▶ _EXERCISE GOAL_
Output every entry exactly as written.

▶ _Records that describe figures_
• • •

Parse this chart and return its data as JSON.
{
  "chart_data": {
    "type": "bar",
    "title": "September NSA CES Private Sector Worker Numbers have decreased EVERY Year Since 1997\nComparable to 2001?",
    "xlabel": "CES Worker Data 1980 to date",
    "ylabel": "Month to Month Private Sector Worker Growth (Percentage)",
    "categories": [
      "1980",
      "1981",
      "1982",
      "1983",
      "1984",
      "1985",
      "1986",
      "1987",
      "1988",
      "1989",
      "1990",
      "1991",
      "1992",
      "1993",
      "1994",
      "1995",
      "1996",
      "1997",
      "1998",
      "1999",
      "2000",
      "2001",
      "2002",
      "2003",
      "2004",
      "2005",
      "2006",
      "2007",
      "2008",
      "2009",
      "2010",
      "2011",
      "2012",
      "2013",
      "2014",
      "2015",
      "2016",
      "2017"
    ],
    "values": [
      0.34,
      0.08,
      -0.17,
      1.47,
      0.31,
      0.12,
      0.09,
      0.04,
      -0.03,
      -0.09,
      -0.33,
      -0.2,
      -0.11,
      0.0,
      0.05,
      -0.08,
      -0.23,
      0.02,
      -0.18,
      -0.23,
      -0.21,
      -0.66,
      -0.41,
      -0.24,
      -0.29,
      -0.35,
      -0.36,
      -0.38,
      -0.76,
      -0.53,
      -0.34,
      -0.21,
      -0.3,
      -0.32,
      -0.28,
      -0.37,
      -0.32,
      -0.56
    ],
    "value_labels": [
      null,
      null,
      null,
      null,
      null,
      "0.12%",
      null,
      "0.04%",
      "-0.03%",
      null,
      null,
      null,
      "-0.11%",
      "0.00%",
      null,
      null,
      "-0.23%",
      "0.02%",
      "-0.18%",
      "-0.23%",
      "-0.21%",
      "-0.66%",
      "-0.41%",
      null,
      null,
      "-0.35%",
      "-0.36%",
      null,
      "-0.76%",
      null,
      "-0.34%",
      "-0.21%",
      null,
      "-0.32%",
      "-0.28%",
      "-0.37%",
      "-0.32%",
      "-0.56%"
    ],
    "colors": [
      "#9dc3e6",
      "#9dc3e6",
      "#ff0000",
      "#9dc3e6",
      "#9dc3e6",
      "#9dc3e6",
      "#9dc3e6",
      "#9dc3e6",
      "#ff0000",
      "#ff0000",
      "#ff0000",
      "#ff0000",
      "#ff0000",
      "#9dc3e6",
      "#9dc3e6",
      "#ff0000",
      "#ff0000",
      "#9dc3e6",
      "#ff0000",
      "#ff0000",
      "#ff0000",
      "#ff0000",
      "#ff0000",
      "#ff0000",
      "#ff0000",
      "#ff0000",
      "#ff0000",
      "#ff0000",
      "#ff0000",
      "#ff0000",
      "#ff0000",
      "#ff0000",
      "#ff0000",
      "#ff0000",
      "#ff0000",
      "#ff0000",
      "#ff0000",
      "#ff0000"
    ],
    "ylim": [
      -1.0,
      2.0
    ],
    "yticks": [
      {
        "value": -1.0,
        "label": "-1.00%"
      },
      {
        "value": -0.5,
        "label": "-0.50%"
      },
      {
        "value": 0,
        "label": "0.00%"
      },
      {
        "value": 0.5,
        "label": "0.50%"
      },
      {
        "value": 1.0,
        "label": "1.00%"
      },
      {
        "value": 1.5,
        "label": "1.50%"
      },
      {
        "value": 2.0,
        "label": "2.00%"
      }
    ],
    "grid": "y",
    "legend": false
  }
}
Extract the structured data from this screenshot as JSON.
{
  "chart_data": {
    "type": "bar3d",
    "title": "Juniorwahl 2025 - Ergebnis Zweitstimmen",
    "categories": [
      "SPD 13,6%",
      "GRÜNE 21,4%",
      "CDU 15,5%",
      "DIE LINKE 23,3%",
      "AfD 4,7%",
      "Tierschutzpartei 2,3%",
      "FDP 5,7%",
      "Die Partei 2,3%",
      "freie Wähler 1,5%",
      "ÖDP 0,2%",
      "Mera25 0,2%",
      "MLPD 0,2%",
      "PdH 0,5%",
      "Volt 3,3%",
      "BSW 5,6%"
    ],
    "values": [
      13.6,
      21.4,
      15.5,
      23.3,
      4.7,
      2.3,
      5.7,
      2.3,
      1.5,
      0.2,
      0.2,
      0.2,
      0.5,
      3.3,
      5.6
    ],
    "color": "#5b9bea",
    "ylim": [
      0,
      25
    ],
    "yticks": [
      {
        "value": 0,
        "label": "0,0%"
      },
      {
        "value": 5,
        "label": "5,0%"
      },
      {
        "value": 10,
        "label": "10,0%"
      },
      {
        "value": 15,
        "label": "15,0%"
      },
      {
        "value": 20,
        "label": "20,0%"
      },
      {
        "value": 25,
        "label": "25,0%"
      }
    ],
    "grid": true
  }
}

• • •

▶ _COMPLETE ANSWER_
Parse this chart and return its data as JSON.
{
  "chart_data": {
    "type": "bar",
    "title": "September NSA CES Private Sector Worker Numbers have decreased EVERY Year Since 1997\nComparable to 2001?",
    "xlabel": "CES Worker Data 1980 to date",
    "ylabel": "Month to Month Private Sector Worker Growth (Percentage)",
    "categories": [
      "1980",
      "1981",
      "1982",
      "1983",
      "1984",
      "1985",
      "1986",
      "1987",
      "1988",
      "1989",
      "1990",
      "1991",
      "1992",
      "1993",
      "1994",
      "1995",
      "1996",
      "1997",
      "1998",
      "1999",
      "2000",
      "2001",
      "2002",
      "2003",
      "2004",
      "2005",
      "2006",
      "2007",
      "2008",
      "2009",
      "2010",
      "2011",
      "2012",
      "2013",
      "2014",
      "2015",
      "2016",
      "2017"
    ],
    "values": [
      0.34,
      0.08,
      -0.17,
      1.47,
      0.31,
      0.12,
      0.09,
      0.04,
      -0.03,
      -0.09,
      -0.33,
      -0.2,
      -0.11,
      0.0,
      0.05,
      -0.08,
      -0.23,
      0.02,
      -0.18,
      -0.23,
      -0.21,
      -0.66,
      -0.41,
      -0.24,
      -0.29,
      -0.35,
      -0.36,
      -0.38,
      -0.76,
      -0.53,
      -0.34,
      -0.21,
      -0.3,
      -0.32,
      -0.28,
      -0.37,
      -0.32,
      -0.56
    ],
    "value_labels": [
      null,
      null,
      null,
      null,
      null,
      "0.12%",
      null,
      "0.04%",
      "-0.03%",
      null,
      null,
      null,
      "-0.11%",
      "0.00%",
      null,
      null,
      "-0.23%",
      "0.02%",
      "-0.18%",
      "-0.23%",
      "-0.21%",
      "-0.66%",
      "-0.41%",
      null,
      null,
      "-0.35%",
      "-0.36%",
      null,
      "-0.76%",
      null,
      "-0.34%",
      "-0.21%",
      null,
      "-0.32%",
      "-0.28%",
      "-0.37%",
      "-0.32%",
      "-0.56%"
    ],
    "colors": [
      "#9dc3e6",
      "#9dc3e6",
      "#ff0000",
      "#9dc3e6",
      "#9dc3e6",
      "#9dc3e6",
      "#9dc3e6",
      "#9dc3e6",
      "#ff0000",
      "#ff0000",
      "#ff0000",
      "#ff0000",
      "#ff0000",
      "#9dc3e6",
      "#9dc3e6",
      "#ff0000",
      "#ff0000",
      "#9dc3e6",
      "#ff0000",
      "#ff0000",
      "#ff0000",
      "#ff0000",
      "#ff0000",
      "#ff0000",
      "#ff0000",
      "#ff0000",
      "#ff0000",
      "#ff0000",
      "#ff0000",
      "#ff0000",
      "#ff0000",
      "#ff0000",
      "#ff0000",
      "#ff0000",
      "#ff0000",
      "#ff0000",
      "#ff0000",
      "#ff0000"
    ],
    "ylim": [
      -1.0,
      2.0
    ],
    "yticks": [
      {
        "value": -1.0,
        "label": "-1.00%"
      },
      {
        "value": -0.5,
        "label": "-0.50%"
      },
      {
        "value": 0,
        "label": "0.00%"
      },
      {
        "value": 0.5,
        "label": "0.50%"
      },
      {
        "value": 1.0,
        "label": "1.00%"
      },
      {
        "value": 1.5,
        "label": "1.50%"
      },
      {
        "value": 2.0,
        "label": "2.00%"
      }
    ],
    "grid": "y",
    "legend": false
  }
}
Extract the structured data from this screenshot as JSON.
{
  "chart_data": {
    "type": "bar3d",
    "title": "Juniorwahl 2025 - Ergebnis Zweitstimmen",
    "categories": [
      "SPD 13,6%",
      "GRÜNE 21,4%",
      "CDU 15,5%",
      "DIE LINKE 23,3%",
      "AfD 4,7%",
      "Tierschutzpartei 2,3%",
      "FDP 5,7%",
      "Die Partei 2,3%",
      "freie Wähler 1,5%",
      "ÖDP 0,2%",
      "Mera25 0,2%",
      "MLPD 0,2%",
      "PdH 0,5%",
      "Volt 3,3%",
      "BSW 5,6%"
    ],
    "values": [
      13.6,
      21.4,
      15.5,
      23.3,
      4.7,
      2.3,
      5.7,
      2.3,
      1.5,
      0.2,
      0.2,
      0.2,
      0.5,
      3.3,
      5.6
    ],
    "color": "#5b9bea",
    "ylim": [
      0,
      25
    ],
    "yticks": [
      {
        "value": 0,
        "label": "0,0%"
      },
      {
        "value": 5,
        "label": "5,0%"
      },
      {
        "value": 10,
        "label": "10,0%"
      },
      {
        "value": 15,
        "label": "15,0%"
      },
      {
        "value": 20,
        "label": "20,0%"
      },
      {
        "value": 25,
        "label": "25,0%"
      }
    ],
    "grid": true
  }
}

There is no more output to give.